To do.
Check every line of the data below for the string "subtitle", and copy the ones that hold it.

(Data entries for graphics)
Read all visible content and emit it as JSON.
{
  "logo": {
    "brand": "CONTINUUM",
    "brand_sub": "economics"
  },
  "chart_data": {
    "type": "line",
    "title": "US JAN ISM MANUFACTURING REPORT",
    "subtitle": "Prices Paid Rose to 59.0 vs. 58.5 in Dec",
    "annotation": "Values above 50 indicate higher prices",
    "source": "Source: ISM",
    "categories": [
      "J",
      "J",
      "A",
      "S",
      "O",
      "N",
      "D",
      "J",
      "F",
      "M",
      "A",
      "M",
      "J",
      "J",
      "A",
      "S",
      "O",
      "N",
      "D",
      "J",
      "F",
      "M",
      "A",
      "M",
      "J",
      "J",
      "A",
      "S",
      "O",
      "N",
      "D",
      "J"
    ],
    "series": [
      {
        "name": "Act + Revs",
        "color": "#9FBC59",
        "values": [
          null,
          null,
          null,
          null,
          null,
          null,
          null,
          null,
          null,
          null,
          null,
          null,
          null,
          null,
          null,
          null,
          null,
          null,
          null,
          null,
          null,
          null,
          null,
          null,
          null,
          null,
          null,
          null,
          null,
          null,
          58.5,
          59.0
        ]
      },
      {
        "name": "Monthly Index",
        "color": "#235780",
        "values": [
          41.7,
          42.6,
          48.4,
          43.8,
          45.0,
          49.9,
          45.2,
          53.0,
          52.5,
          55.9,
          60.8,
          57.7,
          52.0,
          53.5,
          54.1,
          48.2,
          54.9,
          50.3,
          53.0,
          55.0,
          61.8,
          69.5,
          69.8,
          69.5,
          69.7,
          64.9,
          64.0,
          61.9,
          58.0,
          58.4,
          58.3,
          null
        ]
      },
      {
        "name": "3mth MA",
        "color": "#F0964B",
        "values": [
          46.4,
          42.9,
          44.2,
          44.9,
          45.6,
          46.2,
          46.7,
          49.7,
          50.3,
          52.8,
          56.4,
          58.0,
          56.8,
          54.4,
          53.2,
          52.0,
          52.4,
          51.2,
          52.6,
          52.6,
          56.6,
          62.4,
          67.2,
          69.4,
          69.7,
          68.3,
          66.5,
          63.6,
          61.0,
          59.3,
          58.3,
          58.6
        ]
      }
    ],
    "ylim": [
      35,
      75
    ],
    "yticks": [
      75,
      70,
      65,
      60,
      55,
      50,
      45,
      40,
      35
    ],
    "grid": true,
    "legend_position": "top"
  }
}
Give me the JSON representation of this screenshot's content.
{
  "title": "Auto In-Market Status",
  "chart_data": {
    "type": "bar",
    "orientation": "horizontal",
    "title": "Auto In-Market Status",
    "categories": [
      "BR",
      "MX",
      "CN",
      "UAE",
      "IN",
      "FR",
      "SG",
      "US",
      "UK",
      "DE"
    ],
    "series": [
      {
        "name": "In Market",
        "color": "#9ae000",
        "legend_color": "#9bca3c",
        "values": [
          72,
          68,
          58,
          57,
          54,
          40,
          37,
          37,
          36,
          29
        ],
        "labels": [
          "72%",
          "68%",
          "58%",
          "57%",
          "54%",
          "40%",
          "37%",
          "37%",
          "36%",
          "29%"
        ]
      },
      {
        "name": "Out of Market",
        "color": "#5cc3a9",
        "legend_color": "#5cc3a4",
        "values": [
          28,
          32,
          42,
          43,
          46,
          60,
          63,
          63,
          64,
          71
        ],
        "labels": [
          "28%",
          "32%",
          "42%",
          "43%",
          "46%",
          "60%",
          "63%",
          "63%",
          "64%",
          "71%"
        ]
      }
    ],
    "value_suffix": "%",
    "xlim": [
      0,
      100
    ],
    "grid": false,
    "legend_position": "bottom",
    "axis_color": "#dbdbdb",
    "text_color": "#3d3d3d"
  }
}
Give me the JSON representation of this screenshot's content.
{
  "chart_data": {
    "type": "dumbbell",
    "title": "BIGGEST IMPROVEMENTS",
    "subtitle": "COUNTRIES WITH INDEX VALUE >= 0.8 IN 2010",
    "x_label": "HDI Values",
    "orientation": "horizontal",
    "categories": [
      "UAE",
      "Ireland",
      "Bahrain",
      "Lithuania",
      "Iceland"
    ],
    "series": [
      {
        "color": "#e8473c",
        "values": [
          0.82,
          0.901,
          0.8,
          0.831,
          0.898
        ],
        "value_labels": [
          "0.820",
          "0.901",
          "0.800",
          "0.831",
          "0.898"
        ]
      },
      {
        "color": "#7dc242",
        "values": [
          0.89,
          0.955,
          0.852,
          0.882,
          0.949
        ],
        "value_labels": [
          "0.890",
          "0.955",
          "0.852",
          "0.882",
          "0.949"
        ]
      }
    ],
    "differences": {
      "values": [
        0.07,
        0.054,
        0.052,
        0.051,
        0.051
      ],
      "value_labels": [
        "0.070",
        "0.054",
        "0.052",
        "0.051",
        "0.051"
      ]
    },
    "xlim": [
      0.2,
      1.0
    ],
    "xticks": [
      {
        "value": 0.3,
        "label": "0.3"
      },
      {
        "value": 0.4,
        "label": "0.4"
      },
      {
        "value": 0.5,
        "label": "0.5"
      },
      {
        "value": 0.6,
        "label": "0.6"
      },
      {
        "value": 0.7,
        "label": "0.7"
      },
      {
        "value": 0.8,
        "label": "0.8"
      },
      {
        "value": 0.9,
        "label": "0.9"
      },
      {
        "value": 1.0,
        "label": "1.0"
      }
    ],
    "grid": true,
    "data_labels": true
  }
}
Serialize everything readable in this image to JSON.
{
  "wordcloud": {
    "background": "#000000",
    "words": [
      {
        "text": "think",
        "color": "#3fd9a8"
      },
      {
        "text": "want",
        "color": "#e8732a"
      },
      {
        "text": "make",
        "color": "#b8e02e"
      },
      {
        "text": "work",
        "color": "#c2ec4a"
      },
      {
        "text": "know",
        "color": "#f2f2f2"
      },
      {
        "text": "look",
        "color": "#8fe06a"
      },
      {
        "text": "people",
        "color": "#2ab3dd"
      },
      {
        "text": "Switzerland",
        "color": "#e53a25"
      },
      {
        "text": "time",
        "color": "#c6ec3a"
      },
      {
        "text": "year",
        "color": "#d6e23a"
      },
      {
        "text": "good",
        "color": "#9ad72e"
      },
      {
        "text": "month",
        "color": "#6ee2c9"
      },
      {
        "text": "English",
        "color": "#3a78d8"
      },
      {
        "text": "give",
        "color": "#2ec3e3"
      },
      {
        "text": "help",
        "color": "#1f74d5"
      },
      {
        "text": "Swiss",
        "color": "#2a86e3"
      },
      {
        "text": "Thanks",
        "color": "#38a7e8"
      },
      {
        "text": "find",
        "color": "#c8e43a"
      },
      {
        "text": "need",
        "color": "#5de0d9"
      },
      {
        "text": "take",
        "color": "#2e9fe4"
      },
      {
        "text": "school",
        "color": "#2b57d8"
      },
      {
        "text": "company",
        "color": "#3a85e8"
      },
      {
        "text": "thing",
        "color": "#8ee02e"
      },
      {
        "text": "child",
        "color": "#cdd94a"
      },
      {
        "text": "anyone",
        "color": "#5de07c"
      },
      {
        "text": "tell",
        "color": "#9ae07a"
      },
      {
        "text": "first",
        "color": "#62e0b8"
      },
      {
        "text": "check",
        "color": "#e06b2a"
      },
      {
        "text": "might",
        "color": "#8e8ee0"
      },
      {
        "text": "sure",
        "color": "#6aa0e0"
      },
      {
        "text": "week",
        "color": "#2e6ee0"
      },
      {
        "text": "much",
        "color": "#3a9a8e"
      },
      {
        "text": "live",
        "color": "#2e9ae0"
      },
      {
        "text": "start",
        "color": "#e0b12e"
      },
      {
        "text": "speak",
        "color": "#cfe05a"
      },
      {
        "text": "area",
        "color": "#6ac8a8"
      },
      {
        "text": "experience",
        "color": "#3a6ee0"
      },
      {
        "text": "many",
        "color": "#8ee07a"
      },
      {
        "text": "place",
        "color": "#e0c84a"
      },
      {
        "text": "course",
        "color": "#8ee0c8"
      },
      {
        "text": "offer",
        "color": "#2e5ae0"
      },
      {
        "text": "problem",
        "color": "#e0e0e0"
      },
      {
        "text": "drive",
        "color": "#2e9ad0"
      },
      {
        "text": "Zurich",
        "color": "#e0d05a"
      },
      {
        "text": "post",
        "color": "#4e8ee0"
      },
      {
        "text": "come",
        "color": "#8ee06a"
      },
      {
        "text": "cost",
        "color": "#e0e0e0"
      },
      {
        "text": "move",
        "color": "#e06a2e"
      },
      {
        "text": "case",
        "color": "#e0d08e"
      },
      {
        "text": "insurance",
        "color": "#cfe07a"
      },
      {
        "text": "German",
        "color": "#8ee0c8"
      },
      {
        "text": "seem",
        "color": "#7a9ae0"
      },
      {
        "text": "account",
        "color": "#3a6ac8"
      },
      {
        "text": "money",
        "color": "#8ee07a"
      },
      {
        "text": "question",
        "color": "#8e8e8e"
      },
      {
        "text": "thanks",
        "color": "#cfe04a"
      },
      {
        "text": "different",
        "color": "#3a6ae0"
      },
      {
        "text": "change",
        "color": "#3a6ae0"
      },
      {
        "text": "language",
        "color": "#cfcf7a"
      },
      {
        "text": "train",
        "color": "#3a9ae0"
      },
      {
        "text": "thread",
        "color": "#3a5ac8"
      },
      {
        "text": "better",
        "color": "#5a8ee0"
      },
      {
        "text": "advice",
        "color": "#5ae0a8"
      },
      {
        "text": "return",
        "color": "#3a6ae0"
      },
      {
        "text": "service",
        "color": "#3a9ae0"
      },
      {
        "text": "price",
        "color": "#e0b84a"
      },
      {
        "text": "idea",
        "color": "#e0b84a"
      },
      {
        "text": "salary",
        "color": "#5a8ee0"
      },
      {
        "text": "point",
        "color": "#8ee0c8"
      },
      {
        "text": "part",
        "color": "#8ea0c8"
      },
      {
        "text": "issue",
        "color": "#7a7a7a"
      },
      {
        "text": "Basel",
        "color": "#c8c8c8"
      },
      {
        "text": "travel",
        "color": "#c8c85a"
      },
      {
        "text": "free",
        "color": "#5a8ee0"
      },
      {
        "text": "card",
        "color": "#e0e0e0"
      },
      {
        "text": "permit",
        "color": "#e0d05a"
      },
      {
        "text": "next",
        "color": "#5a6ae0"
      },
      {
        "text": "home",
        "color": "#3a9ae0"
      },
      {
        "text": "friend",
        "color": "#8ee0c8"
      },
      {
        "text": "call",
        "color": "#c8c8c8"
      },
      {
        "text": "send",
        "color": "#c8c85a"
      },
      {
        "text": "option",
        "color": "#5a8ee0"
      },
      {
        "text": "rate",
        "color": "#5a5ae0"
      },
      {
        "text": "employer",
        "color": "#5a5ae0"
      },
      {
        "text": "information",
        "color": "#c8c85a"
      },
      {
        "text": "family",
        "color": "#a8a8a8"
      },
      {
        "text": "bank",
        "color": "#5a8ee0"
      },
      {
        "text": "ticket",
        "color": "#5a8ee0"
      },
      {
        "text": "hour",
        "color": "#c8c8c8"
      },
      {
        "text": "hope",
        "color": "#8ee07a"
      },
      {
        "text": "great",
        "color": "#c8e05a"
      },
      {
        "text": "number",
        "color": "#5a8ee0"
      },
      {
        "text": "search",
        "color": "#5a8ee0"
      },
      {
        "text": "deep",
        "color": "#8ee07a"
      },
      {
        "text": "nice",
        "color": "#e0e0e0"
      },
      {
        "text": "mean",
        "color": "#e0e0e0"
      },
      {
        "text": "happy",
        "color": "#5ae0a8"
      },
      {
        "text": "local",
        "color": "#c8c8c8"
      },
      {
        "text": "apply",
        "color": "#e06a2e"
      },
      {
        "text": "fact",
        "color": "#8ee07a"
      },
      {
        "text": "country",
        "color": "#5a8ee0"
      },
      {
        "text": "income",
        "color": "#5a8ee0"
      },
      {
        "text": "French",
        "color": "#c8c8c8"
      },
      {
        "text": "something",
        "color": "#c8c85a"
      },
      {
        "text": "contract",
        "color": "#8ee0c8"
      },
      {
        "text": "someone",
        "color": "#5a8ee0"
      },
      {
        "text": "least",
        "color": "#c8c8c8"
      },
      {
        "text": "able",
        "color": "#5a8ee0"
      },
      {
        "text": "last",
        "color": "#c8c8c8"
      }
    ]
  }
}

Result for this exercise.
    "subtitle": "Prices Paid Rose to 59.0 vs. 58.5 in Dec",
    "subtitle": "COUNTRIES WITH INDEX VALUE >= 0.8 IN 2010",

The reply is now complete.